37. In addition, although  the said copy of receipt was send to the respondent vide letter of 18/3/2010, the photocopy of receipt filed in court and produced as exhibit is certified on 7/04/2015 as true copy of the original,  long after the copy of the receipt had been delivered to the respondent.

38. I have also observed that another document which was certified as a true copy of the original and which was produced as exhibit by the appellant is the invoice dated 23rd April, 2009. Therefore, the question is, which receipt and invoice were being certified as original on 7/4/ 2015 if the appellant was not in possession of originals thereof as at 7th April 2015 as per the certification stamp of Kennedy Ochieng Omollo, Commissioner for oaths?

39. In my humble view, this is what further proves that the appellant was not truthful. He acted mischievously by deliberately withholding from the court primary documentary evidence which were in his possession with a view to gaining an undue advantage over the defendant /respondent herein.

40. This court notes that the appellant filed the suit in person before instructing an advocate to represent him in the course of the hearing and therefore the advocate may not be privy to these mischiefs noted by this court. His plaint filed in court on 7th April 2015 and dated 26th February 2015 was accompanied by a verifying affidavit sworn on 7th April 2015 before Kennedy Ochieng Omollo, the Commissioner for Oaths who certified his documents to wit, the invoice dated 23rd April 2009 and the receipt dated 6/2/2009 as true copies of the originals.

41. In the view of this court, had the trial magistrate been vigilant on this piece of documentary evidence produced by the appellant herein, he could not have allowed the production of photocopies of the receipt and invoice as exhibits, which photocopies are not clear especially the receipt and as no Notice to Produce was served upon the respondents as required by section 69 of the Evidence Act.

42. For the above reason, the trial court ought to have found that as the original documents  were in possession of the appellant who had photocopies thereof certified as true copies of originals on 7th April 2015, at the time of filing his suit in court, the appellant ought not to have been allowed to produce photocopies in court as exhibits.

43. I however agree with the trial court’s finding of fact that the appellant’s exhibit in the form of an invoice letter dated 23rd April 2009 from MFI Solutions addressed to him is clear that the assessment carried out on the damaged machine was done at the appellant’s organization and not at the respondent’s. If the appellant wanted to counter the respondent’s argument that the machine was with him, then it was important that the appellant adduces evidence of when the machine was delivered to the respondent and if it was so delivered, there must have been an acknowledgment signed. This evidence was not adduced before the trial court. It is on that account that I agree with the finding of the trial court that the machine was with the appellant and that therefore the respondent could not be asked to pay for a new machine, when the machine conveyed and damaged was, in fact, used and its price as stated on the receipt was Kshs 50,000 and not Kshs 94,000 claimed by the appellant. I will however return to make my conclusion on this first issue after determining the second issue.

Data lines —
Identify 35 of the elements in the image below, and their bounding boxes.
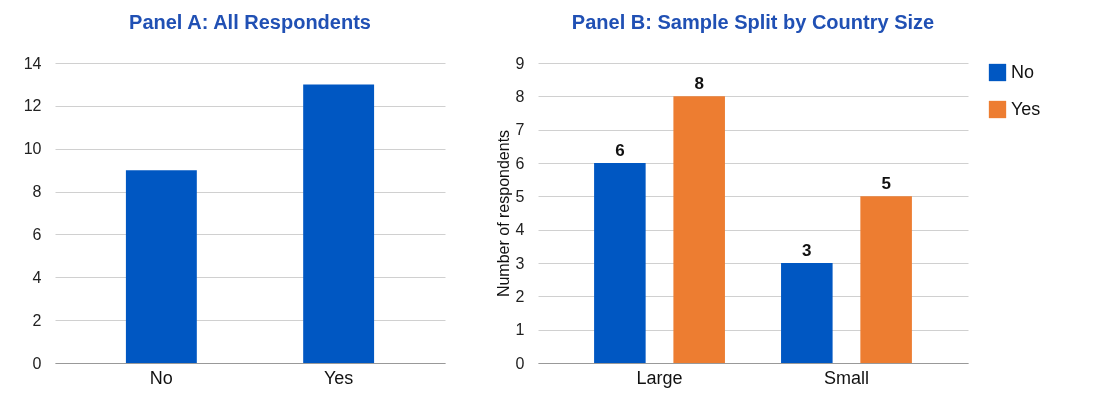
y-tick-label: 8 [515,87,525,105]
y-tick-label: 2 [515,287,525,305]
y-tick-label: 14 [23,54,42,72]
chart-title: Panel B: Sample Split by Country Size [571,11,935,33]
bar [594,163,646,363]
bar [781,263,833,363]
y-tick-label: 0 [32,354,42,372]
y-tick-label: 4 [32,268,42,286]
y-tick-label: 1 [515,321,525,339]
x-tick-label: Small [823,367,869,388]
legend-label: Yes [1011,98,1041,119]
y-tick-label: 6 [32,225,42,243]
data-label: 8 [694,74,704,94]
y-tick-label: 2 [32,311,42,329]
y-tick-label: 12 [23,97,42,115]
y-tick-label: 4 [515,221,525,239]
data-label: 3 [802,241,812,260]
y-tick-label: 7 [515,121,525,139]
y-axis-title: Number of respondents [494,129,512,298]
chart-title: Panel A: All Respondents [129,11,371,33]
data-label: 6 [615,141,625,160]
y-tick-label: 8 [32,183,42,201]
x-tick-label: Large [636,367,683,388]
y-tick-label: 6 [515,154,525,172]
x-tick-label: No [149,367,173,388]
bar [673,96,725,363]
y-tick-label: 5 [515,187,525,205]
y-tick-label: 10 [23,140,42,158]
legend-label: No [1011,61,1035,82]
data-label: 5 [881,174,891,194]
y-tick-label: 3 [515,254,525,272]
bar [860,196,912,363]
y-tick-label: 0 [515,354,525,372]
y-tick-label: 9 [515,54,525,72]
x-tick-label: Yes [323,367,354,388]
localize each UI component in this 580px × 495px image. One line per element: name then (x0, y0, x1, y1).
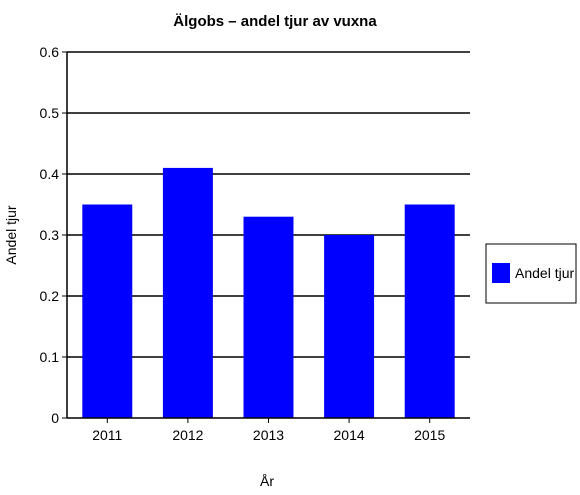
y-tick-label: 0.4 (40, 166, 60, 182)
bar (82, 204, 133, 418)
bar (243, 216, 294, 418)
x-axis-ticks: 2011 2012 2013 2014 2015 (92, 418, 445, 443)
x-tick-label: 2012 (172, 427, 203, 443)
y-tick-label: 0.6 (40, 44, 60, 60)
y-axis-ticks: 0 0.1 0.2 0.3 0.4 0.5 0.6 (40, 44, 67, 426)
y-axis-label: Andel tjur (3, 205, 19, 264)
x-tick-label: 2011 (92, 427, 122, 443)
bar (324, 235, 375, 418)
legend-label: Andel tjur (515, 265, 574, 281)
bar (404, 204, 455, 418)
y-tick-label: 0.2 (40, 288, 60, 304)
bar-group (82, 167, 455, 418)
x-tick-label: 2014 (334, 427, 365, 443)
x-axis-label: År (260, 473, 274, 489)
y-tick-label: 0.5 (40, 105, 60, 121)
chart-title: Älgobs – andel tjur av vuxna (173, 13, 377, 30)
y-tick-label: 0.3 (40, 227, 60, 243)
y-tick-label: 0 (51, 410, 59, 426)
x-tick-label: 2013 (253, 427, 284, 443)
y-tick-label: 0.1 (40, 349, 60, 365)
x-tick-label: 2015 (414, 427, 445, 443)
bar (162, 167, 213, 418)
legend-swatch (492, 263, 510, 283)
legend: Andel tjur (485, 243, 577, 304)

Aim 1 — In the judgment, what price for the machine is stated on the receipt?
Aim 2 — Based on the judgment, explain why the photocopies of the receipt and invoice should not have been admitted as exhibits.
Aim 3 — Please extend the judgment from where it stops, taking up the second issue in the same style.
The lines above play no part in what is asked here.

Output 1 — Kshs 50,000.

Output 2 — The originals were in the appellant's possession, since he had the photocopies certified as true copies of them on 7th April 2015 when he filed his suit. The photocopies were also unclear, especially the receipt, and no Notice to Produce was served on the respondents as section 69 of the Evidence Act requires.

Output 3 —
44. On the second issue where the trial court found and held that the appellant was entitled to Kshs 38,164 being the cost of repairs as assessed by MFI Solutions, I find this award not sustainable. This is because the appellant never pleaded for this cost and never asked for it even in his evidence in chief or in his submissions. As was held in Blay v Pollard and Morris [1930] 1 K B 628, cases must be decided on issues on record and if it is desired to raise other issues they must be placed on record by amendment. In Charles C. Sande v Kenya Co-Operative Creameries Limited Civil Appeal No. 154 of 1992, the Court underscored the need for parties to have notice of issues in an action when it stated that:

“All the rules of pleading and procedure are designed to crystallize the issues a judge is to be called upon to determine and the parties themselves made aware well in advance as to what the issues between them are.”

45. The decisions inTown Council of Awendo V Nelson Oduor Onyango andGalaxy Paints Co. Ltd V Falcon Guards Ltd,support the same proposition.

46. The appellant was categorical in his claim that he wanted compensation for a new machine costing Kshs 94,000 and not the cost of repairs. That being the case, it was erroneous for the trial magistrate to award the appellant the cost of repairs as he did not have the discretionary power that he exercised in granting that remedy. That position accords with the decision in Abdul Shakoor v Abdul Majid Sheikh Nairobi Civil Appeal No. 161 of 1991 to the effect that “in general, a plaintiff is not entitled to a relief which he has not specified in his claim.”

47. Iam therefore persuaded that the award in favour of the appellant for Kshs. 38,164 being the cost of repairs to the damaged copier machine cannot be upheld and I would allow the appeal to that extent, by setting aside the award. Accordingly, the award of Kshs 38,164 is hereby set aside. This settles issue number two above.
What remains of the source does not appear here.